__DATA FOR THIS TASK__:
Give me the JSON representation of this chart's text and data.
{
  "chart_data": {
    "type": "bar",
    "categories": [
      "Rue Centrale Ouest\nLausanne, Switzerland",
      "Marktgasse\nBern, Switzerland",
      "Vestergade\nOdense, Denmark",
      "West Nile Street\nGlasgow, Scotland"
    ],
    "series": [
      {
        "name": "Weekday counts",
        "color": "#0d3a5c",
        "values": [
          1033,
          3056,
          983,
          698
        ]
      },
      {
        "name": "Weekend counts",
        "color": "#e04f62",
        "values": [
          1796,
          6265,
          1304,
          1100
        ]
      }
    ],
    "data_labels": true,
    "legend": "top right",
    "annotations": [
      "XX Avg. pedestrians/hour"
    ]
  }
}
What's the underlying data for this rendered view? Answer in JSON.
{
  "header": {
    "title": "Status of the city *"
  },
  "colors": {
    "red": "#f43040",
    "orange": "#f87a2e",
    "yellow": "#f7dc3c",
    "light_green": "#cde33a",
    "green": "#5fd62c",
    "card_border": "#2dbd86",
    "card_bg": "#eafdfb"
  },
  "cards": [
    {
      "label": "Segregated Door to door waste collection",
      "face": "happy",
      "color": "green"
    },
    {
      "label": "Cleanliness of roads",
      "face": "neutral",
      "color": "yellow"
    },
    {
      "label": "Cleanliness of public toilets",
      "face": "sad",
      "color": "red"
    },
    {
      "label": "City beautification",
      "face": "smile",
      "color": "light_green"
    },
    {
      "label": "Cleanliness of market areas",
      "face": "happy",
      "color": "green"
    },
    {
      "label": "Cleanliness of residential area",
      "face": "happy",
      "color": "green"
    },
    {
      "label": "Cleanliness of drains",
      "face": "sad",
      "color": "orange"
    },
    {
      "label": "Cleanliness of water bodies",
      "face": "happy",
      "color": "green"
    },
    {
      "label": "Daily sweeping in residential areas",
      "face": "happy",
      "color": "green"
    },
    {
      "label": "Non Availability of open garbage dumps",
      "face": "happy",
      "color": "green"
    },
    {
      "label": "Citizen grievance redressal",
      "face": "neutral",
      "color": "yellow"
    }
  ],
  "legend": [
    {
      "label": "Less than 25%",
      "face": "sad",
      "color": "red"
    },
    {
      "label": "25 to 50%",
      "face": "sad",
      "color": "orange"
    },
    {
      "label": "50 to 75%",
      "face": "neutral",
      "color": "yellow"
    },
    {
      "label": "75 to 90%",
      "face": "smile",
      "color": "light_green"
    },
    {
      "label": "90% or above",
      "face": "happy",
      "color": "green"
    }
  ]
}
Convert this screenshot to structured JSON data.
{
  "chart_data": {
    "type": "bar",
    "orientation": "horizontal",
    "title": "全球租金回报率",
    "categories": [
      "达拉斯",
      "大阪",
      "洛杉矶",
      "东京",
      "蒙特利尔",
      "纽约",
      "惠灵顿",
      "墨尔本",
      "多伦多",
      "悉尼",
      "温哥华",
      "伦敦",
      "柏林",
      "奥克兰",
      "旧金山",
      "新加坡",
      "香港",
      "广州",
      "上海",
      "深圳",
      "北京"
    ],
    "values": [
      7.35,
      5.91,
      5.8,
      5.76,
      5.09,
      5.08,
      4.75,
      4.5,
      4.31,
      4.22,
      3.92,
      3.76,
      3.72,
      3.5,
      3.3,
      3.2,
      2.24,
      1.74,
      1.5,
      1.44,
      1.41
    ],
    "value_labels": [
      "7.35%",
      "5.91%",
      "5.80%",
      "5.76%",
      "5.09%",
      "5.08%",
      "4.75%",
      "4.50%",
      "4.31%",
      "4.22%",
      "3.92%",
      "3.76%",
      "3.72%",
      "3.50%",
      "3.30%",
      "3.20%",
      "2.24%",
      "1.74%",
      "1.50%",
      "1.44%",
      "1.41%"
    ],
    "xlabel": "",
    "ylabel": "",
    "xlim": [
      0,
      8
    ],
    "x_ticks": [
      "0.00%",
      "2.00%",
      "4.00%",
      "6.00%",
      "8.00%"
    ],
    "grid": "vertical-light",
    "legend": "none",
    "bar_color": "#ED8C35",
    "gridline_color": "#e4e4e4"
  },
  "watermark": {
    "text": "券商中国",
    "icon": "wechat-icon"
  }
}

__WRITTEN INSTRUCTION__: Word for word, write out the data.

__OUTPUT__:
Give me the JSON representation of this chart's text and data.
{
  "chart_data": {
    "type": "bar",
    "categories": [
      "Rue Centrale Ouest\nLausanne, Switzerland",
      "Marktgasse\nBern, Switzerland",
      "Vestergade\nOdense, Denmark",
      "West Nile Street\nGlasgow, Scotland"
    ],
    "series": [
      {
        "name": "Weekday counts",
        "color": "#0d3a5c",
        "values": [
          1033,
          3056,
          983,
          698
        ]
      },
      {
        "name": "Weekend counts",
        "color": "#e04f62",
        "values": [
          1796,
          6265,
          1304,
          1100
        ]
      }
    ],
    "data_labels": true,
    "legend": "top right",
    "annotations": [
      "XX Avg. pedestrians/hour"
    ]
  }
}
What's the underlying data for this rendered view? Answer in JSON.
{
  "header": {
    "title": "Status of the city *"
  },
  "colors": {
    "red": "#f43040",
    "orange": "#f87a2e",
    "yellow": "#f7dc3c",
    "light_green": "#cde33a",
    "green": "#5fd62c",
    "card_border": "#2dbd86",
    "card_bg": "#eafdfb"
  },
  "cards": [
    {
      "label": "Segregated Door to door waste collection",
      "face": "happy",
      "color": "green"
    },
    {
      "label": "Cleanliness of roads",
      "face": "neutral",
      "color": "yellow"
    },
    {
      "label": "Cleanliness of public toilets",
      "face": "sad",
      "color": "red"
    },
    {
      "label": "City beautification",
      "face": "smile",
      "color": "light_green"
    },
    {
      "label": "Cleanliness of market areas",
      "face": "happy",
      "color": "green"
    },
    {
      "label": "Cleanliness of residential area",
      "face": "happy",
      "color": "green"
    },
    {
      "label": "Cleanliness of drains",
      "face": "sad",
      "color": "orange"
    },
    {
      "label": "Cleanliness of water bodies",
      "face": "happy",
      "color": "green"
    },
    {
      "label": "Daily sweeping in residential areas",
      "face": "happy",
      "color": "green"
    },
    {
      "label": "Non Availability of open garbage dumps",
      "face": "happy",
      "color": "green"
    },
    {
      "label": "Citizen grievance redressal",
      "face": "neutral",
      "color": "yellow"
    }
  ],
  "legend": [
    {
      "label": "Less than 25%",
      "face": "sad",
      "color": "red"
    },
    {
      "label": "25 to 50%",
      "face": "sad",
      "color": "orange"
    },
    {
      "label": "50 to 75%",
      "face": "neutral",
      "color": "yellow"
    },
    {
      "label": "75 to 90%",
      "face": "smile",
      "color": "light_green"
    },
    {
      "label": "90% or above",
      "face": "happy",
      "color": "green"
    }
  ]
}
Convert this screenshot to structured JSON data.
{
  "chart_data": {
    "type": "bar",
    "orientation": "horizontal",
    "title": "全球租金回报率",
    "categories": [
      "达拉斯",
      "大阪",
      "洛杉矶",
      "东京",
      "蒙特利尔",
      "纽约",
      "惠灵顿",
      "墨尔本",
      "多伦多",
      "悉尼",
      "温哥华",
      "伦敦",
      "柏林",
      "奥克兰",
      "旧金山",
      "新加坡",
      "香港",
      "广州",
      "上海",
      "深圳",
      "北京"
    ],
    "values": [
      7.35,
      5.91,
      5.8,
      5.76,
      5.09,
      5.08,
      4.75,
      4.5,
      4.31,
      4.22,
      3.92,
      3.76,
      3.72,
      3.5,
      3.3,
      3.2,
      2.24,
      1.74,
      1.5,
      1.44,
      1.41
    ],
    "value_labels": [
      "7.35%",
      "5.91%",
      "5.80%",
      "5.76%",
      "5.09%",
      "5.08%",
      "4.75%",
      "4.50%",
      "4.31%",
      "4.22%",
      "3.92%",
      "3.76%",
      "3.72%",
      "3.50%",
      "3.30%",
      "3.20%",
      "2.24%",
      "1.74%",
      "1.50%",
      "1.44%",
      "1.41%"
    ],
    "xlabel": "",
    "ylabel": "",
    "xlim": [
      0,
      8
    ],
    "x_ticks": [
      "0.00%",
      "2.00%",
      "4.00%",
      "6.00%",
      "8.00%"
    ],
    "grid": "vertical-light",
    "legend": "none",
    "bar_color": "#ED8C35",
    "gridline_color": "#e4e4e4"
  },
  "watermark": {
    "text": "券商中国",
    "icon": "wechat-icon"
  }
}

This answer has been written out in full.